- [Problem statement]: Your task is to gather the lines below that hold the string "this".

-- begin Data to process --

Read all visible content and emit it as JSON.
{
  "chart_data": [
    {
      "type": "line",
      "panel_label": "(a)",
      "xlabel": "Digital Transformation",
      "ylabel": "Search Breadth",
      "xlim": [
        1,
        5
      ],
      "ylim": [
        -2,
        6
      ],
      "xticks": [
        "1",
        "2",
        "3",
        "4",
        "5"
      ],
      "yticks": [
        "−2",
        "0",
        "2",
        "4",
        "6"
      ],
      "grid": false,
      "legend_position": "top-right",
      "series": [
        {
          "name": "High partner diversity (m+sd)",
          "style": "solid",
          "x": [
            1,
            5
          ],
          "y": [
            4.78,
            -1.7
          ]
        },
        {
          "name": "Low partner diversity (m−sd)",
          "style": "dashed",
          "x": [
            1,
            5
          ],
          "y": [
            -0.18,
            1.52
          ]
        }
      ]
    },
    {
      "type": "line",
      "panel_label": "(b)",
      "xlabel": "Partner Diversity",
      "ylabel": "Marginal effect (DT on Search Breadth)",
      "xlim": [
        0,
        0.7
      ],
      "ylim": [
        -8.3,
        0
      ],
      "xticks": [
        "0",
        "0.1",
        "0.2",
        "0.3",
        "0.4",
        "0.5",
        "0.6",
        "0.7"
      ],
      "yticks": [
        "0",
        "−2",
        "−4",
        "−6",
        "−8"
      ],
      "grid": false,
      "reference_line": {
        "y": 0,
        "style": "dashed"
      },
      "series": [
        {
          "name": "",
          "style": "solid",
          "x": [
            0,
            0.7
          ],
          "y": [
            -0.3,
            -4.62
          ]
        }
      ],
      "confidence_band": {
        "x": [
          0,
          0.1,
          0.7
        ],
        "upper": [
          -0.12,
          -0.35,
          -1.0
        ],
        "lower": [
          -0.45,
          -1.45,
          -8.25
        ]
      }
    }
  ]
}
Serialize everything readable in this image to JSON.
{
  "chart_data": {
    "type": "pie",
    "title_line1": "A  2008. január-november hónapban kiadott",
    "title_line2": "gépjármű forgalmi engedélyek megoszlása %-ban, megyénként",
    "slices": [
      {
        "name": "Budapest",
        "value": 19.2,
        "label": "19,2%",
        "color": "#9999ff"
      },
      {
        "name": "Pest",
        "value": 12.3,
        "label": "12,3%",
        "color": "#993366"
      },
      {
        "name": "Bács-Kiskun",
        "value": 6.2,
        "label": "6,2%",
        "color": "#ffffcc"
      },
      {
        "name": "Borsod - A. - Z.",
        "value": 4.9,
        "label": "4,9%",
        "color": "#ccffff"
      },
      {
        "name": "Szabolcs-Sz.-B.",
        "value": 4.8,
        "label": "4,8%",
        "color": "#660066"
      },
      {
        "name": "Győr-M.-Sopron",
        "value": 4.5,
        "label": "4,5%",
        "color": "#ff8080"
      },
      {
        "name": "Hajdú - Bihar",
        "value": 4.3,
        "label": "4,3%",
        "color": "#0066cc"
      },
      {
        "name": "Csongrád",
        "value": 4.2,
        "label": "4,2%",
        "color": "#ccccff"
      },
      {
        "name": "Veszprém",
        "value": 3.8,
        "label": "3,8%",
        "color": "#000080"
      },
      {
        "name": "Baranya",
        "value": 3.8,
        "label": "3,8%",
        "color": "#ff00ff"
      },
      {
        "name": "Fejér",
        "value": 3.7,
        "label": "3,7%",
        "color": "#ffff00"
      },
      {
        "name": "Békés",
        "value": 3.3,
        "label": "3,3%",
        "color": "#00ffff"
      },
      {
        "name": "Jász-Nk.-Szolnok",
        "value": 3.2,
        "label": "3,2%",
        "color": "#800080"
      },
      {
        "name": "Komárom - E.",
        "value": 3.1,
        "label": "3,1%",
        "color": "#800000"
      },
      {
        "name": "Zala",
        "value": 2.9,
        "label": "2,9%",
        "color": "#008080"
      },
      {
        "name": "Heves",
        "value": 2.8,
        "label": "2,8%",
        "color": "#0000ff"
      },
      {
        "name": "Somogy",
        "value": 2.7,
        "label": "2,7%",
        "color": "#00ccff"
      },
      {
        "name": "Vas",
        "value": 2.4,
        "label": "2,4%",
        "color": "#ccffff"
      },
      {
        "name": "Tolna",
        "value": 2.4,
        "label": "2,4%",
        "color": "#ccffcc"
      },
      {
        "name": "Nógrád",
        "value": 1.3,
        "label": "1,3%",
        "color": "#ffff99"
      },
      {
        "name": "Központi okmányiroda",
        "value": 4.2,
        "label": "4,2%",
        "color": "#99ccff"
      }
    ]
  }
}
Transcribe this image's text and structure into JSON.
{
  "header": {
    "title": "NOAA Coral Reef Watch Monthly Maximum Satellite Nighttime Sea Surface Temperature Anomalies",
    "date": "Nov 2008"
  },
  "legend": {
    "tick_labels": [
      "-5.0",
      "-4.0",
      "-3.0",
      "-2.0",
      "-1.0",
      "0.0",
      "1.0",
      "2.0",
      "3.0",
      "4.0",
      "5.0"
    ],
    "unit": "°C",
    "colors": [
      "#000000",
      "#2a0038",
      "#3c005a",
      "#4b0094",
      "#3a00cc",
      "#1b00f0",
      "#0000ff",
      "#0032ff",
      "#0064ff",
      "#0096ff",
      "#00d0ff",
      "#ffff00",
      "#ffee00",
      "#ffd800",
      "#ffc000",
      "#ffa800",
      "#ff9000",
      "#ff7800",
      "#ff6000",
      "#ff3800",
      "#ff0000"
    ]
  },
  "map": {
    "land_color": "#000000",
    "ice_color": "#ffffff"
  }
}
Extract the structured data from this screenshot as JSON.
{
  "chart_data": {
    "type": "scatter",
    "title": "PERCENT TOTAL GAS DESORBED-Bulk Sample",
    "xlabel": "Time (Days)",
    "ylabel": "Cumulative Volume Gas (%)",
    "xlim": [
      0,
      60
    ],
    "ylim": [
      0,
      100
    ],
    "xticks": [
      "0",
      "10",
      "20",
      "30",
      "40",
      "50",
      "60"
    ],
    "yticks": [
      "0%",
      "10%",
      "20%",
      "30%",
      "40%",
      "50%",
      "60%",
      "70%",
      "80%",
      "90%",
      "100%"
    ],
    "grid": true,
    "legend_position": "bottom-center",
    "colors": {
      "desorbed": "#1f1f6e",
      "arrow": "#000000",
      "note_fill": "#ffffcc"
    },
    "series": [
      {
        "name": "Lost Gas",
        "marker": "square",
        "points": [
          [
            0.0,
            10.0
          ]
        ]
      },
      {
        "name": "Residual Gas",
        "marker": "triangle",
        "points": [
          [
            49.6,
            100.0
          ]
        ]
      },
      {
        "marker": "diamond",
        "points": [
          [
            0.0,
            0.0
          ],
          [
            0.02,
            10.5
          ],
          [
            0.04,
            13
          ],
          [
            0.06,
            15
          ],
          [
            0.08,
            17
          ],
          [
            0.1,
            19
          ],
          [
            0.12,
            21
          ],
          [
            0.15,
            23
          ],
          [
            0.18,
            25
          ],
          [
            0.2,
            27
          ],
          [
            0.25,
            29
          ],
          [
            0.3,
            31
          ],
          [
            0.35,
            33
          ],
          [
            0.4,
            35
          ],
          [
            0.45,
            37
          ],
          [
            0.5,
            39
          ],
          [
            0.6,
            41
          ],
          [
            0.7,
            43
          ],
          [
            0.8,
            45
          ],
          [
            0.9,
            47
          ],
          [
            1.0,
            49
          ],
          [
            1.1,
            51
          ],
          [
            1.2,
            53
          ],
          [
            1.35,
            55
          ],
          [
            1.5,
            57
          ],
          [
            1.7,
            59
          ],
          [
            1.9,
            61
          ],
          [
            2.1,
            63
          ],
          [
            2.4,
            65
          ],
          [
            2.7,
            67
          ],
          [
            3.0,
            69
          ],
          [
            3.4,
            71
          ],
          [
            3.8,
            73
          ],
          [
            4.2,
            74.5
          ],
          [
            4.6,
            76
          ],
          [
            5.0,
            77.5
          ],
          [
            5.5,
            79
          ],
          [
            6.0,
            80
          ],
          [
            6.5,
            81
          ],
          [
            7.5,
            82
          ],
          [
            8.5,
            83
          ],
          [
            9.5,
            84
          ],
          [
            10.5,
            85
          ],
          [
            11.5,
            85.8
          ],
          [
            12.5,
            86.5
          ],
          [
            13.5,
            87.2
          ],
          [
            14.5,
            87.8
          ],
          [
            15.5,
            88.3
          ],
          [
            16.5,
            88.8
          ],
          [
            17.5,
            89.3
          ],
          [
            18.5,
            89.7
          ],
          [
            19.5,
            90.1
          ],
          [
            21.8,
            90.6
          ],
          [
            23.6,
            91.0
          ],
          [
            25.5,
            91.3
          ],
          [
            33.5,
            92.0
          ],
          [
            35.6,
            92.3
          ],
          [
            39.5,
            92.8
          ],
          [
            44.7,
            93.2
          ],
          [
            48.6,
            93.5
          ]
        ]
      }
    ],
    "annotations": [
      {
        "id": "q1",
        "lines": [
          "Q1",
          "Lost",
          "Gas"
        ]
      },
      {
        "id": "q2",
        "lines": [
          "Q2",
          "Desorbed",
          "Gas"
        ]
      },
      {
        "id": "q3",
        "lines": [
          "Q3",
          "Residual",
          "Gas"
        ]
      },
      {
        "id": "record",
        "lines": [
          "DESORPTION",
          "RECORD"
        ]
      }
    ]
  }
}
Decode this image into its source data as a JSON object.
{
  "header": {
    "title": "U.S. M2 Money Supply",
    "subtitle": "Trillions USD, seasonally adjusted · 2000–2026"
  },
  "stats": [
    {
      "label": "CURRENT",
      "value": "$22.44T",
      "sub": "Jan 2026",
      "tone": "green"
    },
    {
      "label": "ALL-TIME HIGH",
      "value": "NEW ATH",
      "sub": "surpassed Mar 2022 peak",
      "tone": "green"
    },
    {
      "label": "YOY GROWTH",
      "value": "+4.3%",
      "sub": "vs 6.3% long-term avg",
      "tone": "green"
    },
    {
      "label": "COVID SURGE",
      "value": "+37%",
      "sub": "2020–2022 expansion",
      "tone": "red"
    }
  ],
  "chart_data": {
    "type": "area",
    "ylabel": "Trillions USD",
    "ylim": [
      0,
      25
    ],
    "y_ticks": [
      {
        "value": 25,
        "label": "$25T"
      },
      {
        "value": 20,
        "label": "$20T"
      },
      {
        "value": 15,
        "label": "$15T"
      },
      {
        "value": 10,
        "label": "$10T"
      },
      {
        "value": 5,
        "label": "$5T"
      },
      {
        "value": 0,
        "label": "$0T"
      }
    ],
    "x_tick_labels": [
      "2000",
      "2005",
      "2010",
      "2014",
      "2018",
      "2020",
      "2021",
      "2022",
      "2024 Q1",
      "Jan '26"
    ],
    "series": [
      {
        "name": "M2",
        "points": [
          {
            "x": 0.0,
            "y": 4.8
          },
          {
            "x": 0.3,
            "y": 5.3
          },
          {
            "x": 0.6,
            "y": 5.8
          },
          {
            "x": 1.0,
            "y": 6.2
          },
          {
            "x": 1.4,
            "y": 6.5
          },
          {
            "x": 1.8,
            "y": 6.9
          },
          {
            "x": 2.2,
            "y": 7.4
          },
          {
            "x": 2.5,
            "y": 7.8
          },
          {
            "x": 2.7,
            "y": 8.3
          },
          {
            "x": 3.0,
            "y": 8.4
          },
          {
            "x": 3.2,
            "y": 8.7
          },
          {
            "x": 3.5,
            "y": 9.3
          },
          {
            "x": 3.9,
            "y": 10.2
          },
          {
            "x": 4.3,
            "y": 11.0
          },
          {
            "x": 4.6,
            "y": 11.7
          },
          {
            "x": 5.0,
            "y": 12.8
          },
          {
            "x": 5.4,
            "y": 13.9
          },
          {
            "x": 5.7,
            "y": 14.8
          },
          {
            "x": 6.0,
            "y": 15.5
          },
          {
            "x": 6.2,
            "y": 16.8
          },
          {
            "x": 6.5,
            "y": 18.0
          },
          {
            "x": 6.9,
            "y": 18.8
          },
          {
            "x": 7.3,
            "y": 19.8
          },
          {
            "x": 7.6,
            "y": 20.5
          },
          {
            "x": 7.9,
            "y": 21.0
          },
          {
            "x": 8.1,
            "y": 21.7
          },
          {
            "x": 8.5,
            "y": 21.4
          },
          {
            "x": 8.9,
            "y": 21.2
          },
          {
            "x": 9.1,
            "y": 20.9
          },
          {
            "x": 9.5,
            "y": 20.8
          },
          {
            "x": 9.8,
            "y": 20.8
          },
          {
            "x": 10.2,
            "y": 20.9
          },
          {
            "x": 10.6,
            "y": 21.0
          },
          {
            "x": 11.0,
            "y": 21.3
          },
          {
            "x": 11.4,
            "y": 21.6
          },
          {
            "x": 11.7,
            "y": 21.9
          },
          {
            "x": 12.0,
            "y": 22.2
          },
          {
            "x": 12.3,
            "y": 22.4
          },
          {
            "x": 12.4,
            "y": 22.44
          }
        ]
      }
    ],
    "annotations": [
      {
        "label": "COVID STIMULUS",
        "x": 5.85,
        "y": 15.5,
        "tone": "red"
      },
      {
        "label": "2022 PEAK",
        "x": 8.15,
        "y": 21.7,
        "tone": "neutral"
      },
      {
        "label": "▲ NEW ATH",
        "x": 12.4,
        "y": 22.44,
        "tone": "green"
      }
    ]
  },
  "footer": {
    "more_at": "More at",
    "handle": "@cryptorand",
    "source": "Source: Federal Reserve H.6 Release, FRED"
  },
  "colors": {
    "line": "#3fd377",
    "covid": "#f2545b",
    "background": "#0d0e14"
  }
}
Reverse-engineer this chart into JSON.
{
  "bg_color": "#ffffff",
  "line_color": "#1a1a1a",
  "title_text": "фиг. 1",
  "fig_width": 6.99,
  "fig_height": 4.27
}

-- end Data to process --

- [Written response]:
Serialize everything readable in this image to JSON.
Transcribe this image's text and structure into JSON.
Extract the structured data from this screenshot as JSON.
Decode this image into its source data as a JSON object.
Reverse-engineer this chart into JSON.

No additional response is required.